■ The exercise
Pull out every line containing the string "Classe".

■ Records
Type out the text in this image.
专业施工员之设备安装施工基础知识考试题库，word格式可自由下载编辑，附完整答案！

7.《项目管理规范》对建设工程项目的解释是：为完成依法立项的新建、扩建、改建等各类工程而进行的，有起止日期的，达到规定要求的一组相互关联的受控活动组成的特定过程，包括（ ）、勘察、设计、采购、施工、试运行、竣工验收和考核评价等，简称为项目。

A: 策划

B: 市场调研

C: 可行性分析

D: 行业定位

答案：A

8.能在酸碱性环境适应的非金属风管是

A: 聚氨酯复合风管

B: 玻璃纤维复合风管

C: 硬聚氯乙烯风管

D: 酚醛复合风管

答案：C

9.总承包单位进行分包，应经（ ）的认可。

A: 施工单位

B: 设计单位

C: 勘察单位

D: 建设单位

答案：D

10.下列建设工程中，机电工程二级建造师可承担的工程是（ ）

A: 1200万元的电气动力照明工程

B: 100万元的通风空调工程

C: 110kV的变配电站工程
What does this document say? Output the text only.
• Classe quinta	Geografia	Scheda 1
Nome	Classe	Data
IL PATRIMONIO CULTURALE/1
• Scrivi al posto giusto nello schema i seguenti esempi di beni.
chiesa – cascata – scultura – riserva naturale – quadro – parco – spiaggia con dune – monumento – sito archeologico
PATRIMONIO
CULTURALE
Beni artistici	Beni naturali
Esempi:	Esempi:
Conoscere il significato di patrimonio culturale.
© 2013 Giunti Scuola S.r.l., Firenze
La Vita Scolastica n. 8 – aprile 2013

* * *

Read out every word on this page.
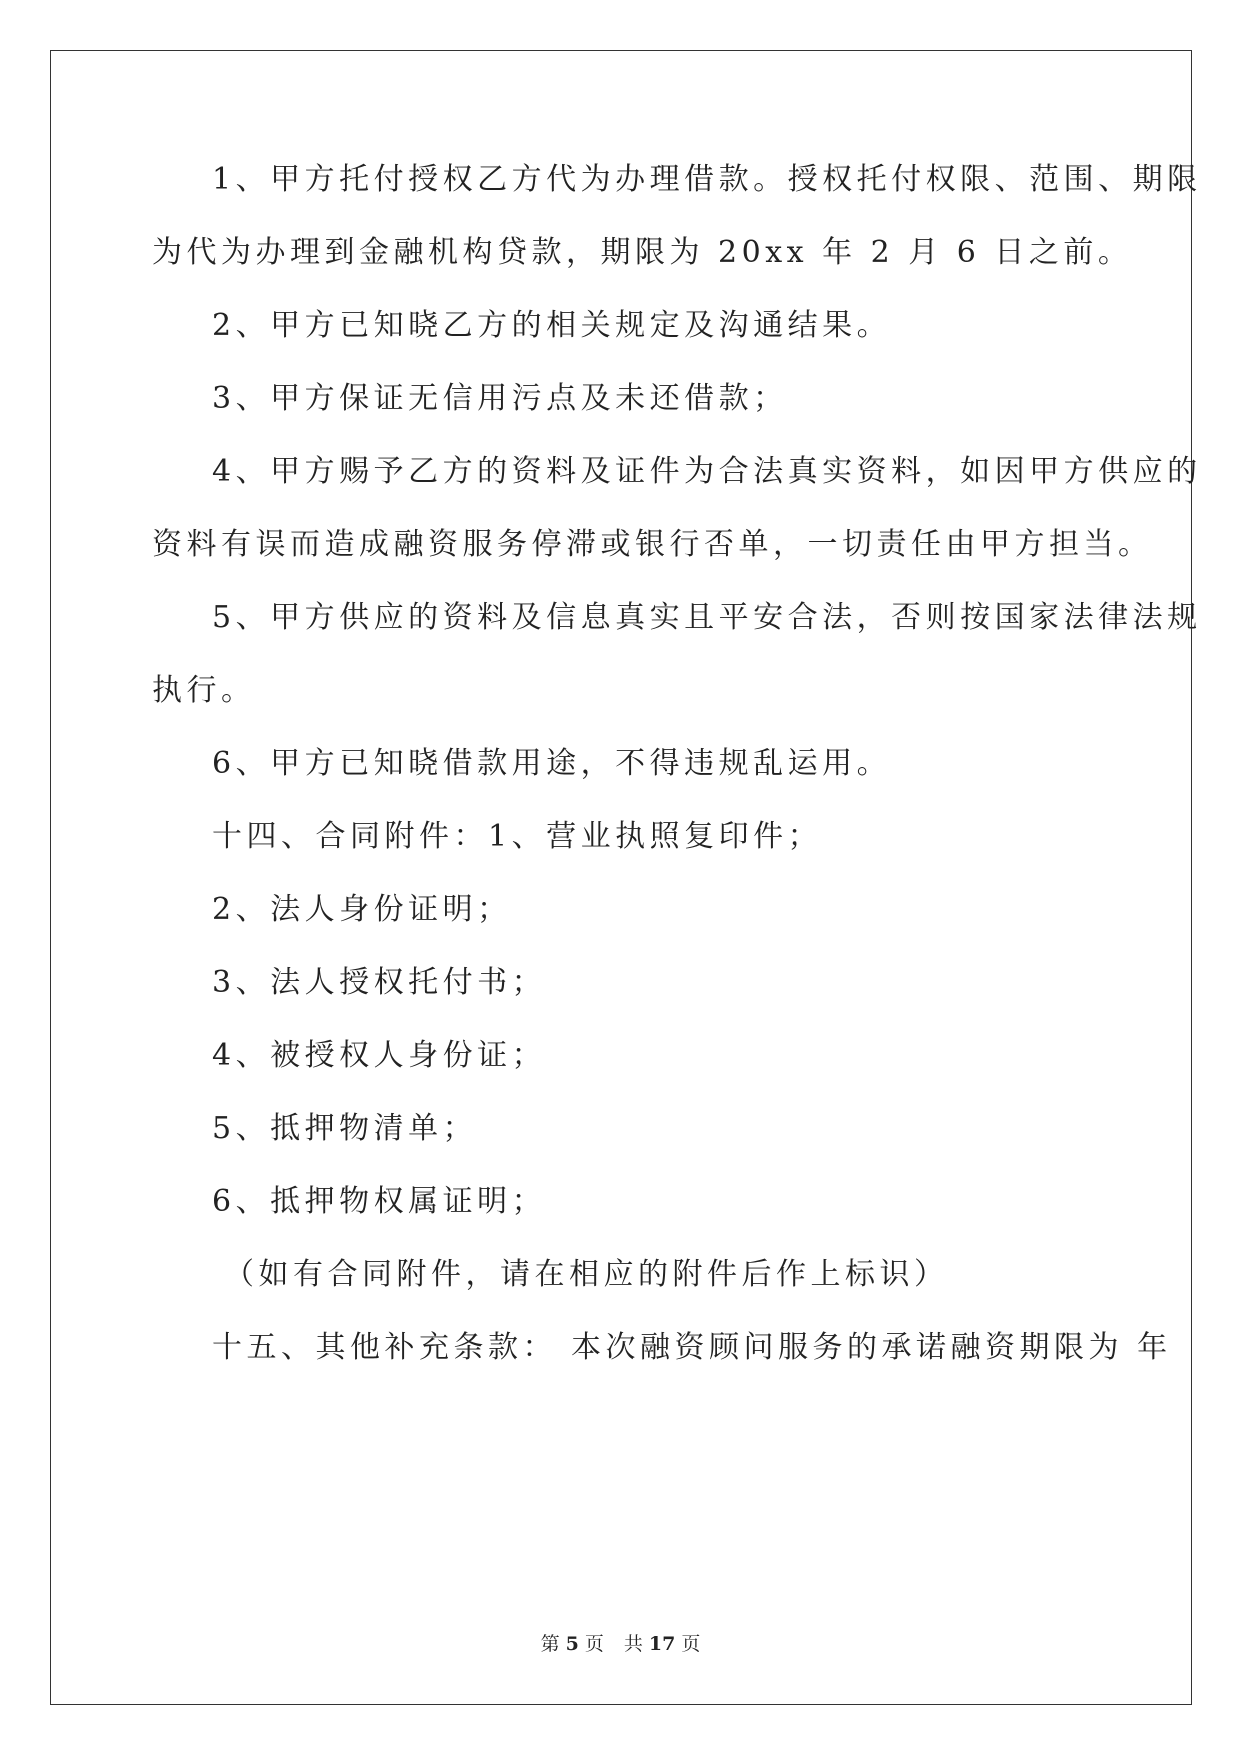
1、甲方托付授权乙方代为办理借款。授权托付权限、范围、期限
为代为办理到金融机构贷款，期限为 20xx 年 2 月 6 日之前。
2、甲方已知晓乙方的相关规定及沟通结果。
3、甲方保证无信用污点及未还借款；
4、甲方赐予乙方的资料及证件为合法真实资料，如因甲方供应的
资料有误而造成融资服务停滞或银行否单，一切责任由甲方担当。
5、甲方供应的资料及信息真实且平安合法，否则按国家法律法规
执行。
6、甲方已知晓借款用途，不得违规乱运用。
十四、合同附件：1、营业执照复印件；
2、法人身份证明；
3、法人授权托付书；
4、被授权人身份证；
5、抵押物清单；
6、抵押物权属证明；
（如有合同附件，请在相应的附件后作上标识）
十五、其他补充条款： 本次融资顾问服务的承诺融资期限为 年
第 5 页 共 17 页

■ The completed task
• Classe quinta	Geografia	Scheda 1
Nome	Classe	Data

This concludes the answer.